WHAT NEEDS TO BE DONE:
Output every record below exactly as it appears.

RECORDS TO USE:
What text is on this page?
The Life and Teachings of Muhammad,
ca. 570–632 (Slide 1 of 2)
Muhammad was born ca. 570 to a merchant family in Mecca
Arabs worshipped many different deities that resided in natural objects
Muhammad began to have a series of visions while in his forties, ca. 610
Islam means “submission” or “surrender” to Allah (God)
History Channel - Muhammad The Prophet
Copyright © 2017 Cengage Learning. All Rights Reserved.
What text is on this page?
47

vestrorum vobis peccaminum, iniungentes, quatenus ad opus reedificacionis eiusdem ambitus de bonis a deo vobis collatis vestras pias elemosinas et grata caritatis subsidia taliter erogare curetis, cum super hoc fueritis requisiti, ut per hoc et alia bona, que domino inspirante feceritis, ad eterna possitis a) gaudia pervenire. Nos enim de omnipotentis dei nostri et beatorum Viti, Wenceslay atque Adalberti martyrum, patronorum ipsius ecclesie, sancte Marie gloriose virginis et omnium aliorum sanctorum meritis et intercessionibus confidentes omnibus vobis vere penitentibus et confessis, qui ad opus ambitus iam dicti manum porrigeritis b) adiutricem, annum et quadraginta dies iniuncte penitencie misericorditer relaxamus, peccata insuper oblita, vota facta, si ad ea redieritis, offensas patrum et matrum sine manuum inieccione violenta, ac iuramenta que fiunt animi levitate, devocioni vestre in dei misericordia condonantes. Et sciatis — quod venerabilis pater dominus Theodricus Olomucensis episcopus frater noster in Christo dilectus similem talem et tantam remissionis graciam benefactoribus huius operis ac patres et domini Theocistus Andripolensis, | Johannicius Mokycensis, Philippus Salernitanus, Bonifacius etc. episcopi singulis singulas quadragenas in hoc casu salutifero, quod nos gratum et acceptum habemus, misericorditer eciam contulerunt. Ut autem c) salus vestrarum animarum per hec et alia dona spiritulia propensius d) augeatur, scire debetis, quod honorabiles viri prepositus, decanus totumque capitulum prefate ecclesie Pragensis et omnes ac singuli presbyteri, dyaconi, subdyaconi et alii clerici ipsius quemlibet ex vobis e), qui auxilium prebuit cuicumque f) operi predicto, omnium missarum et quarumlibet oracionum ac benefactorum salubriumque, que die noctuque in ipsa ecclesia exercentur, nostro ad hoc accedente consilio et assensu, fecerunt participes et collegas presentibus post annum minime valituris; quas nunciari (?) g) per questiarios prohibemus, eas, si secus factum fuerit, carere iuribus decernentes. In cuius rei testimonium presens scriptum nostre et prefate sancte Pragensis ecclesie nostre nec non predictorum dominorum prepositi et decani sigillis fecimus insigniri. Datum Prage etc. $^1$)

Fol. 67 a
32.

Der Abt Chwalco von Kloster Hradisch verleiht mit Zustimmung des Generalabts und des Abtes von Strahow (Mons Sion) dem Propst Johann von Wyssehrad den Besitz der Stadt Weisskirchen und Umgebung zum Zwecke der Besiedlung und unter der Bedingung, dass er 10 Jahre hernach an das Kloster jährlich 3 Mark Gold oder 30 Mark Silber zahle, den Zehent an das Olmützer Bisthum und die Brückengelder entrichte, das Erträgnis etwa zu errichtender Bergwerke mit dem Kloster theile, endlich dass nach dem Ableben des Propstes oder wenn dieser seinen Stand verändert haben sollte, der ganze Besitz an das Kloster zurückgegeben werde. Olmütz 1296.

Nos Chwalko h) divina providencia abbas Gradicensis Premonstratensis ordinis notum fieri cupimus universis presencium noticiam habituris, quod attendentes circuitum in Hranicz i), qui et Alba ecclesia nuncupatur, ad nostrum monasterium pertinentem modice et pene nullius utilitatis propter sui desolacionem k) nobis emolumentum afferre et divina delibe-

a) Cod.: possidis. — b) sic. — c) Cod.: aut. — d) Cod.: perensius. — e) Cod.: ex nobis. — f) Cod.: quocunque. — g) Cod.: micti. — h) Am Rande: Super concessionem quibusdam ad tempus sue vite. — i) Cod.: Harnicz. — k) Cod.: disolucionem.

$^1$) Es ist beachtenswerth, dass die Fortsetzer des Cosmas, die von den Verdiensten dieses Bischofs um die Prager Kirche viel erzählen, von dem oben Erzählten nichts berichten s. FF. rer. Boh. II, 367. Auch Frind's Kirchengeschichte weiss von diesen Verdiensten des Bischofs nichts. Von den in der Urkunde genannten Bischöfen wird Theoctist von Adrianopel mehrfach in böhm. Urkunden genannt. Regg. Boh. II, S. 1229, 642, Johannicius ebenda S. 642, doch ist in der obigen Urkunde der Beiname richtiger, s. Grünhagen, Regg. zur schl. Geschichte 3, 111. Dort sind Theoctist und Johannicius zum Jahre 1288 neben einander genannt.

REPLY:
What text is on this page?
The Life and Teachings of Muhammad,
ca. 570–632 (Slide 1 of 2)
Muhammad was born ca. 570 to a merchant family in Mecca
Arabs worshipped many different deities that resided in natural objects
Muhammad began to have a series of visions while in his forties, ca. 610
Islam means “submission” or “surrender” to Allah (God)
History Channel - Muhammad The Prophet
Copyright © 2017 Cengage Learning. All Rights Reserved.
What text is on this page?
47

vestrorum vobis peccaminum, iniungentes, quatenus ad opus reedificacionis eiusdem ambitus de bonis a deo vobis collatis vestras pias elemosinas et grata caritatis subsidia taliter erogare curetis, cum super hoc fueritis requisiti, ut per hoc et alia bona, que domino inspirante feceritis, ad eterna possitis a) gaudia pervenire. Nos enim de omnipotentis dei nostri et beatorum Viti, Wenceslay atque Adalberti martyrum, patronorum ipsius ecclesie, sancte Marie gloriose virginis et omnium aliorum sanctorum meritis et intercessionibus confidentes omnibus vobis vere penitentibus et confessis, qui ad opus ambitus iam dicti manum porrigeritis b) adiutricem, annum et quadraginta dies iniuncte penitencie misericorditer relaxamus, peccata insuper oblita, vota facta, si ad ea redieritis, offensas patrum et matrum sine manuum inieccione violenta, ac iuramenta que fiunt animi levitate, devocioni vestre in dei misericordia condonantes. Et sciatis — quod venerabilis pater dominus Theodricus Olomucensis episcopus frater noster in Christo dilectus similem talem et tantam remissionis graciam benefactoribus huius operis ac patres et domini Theocistus Andripolensis, | Johannicius Mokycensis, Philippus Salernitanus, Bonifacius etc. episcopi singulis singulas quadragenas in hoc casu salutifero, quod nos gratum et acceptum habemus, misericorditer eciam contulerunt. Ut autem c) salus vestrarum animarum per hec et alia dona spiritulia propensius d) augeatur, scire debetis, quod honorabiles viri prepositus, decanus totumque capitulum prefate ecclesie Pragensis et omnes ac singuli presbyteri, dyaconi, subdyaconi et alii clerici ipsius quemlibet ex vobis e), qui auxilium prebuit cuicumque f) operi predicto, omnium missarum et quarumlibet oracionum ac benefactorum salubriumque, que die noctuque in ipsa ecclesia exercentur, nostro ad hoc accedente consilio et assensu, fecerunt participes et collegas presentibus post annum minime valituris; quas nunciari (?) g) per questiarios prohibemus, eas, si secus factum fuerit, carere iuribus decernentes. In cuius rei testimonium presens scriptum nostre et prefate sancte Pragensis ecclesie nostre nec non predictorum dominorum prepositi et decani sigillis fecimus insigniri. Datum Prage etc. $^1$)

Fol. 67 a
32.

Der Abt Chwalco von Kloster Hradisch verleiht mit Zustimmung des Generalabts und des Abtes von Strahow (Mons Sion) dem Propst Johann von Wyssehrad den Besitz der Stadt Weisskirchen und Umgebung zum Zwecke der Besiedlung und unter der Bedingung, dass er 10 Jahre hernach an das Kloster jährlich 3 Mark Gold oder 30 Mark Silber zahle, den Zehent an das Olmützer Bisthum und die Brückengelder entrichte, das Erträgnis etwa zu errichtender Bergwerke mit dem Kloster theile, endlich dass nach dem Ableben des Propstes oder wenn dieser seinen Stand verändert haben sollte, der ganze Besitz an das Kloster zurückgegeben werde. Olmütz 1296.

Nos Chwalko h) divina providencia abbas Gradicensis Premonstratensis ordinis notum fieri cupimus universis presencium noticiam habituris, quod attendentes circuitum in Hranicz i), qui et Alba ecclesia nuncupatur, ad nostrum monasterium pertinentem modice et pene nullius utilitatis propter sui desolacionem k) nobis emolumentum afferre et divina delibe-

a) Cod.: possidis. — b) sic. — c) Cod.: aut. — d) Cod.: perensius. — e) Cod.: ex nobis. — f) Cod.: quocunque. — g) Cod.: micti. — h) Am Rande: Super concessionem quibusdam ad tempus sue vite. — i) Cod.: Harnicz. — k) Cod.: disolucionem.

$^1$) Es ist beachtenswerth, dass die Fortsetzer des Cosmas, die von den Verdiensten dieses Bischofs um die Prager Kirche viel erzählen, von dem oben Erzählten nichts berichten s. FF. rer. Boh. II, 367. Auch Frind's Kirchengeschichte weiss von diesen Verdiensten des Bischofs nichts. Von den in der Urkunde genannten Bischöfen wird Theoctist von Adrianopel mehrfach in böhm. Urkunden genannt. Regg. Boh. II, S. 1229, 642, Johannicius ebenda S. 642, doch ist in der obigen Urkunde der Beiname richtiger, s. Grünhagen, Regg. zur schl. Geschichte 3, 111. Dort sind Theoctist und Johannicius zum Jahre 1288 neben einander genannt.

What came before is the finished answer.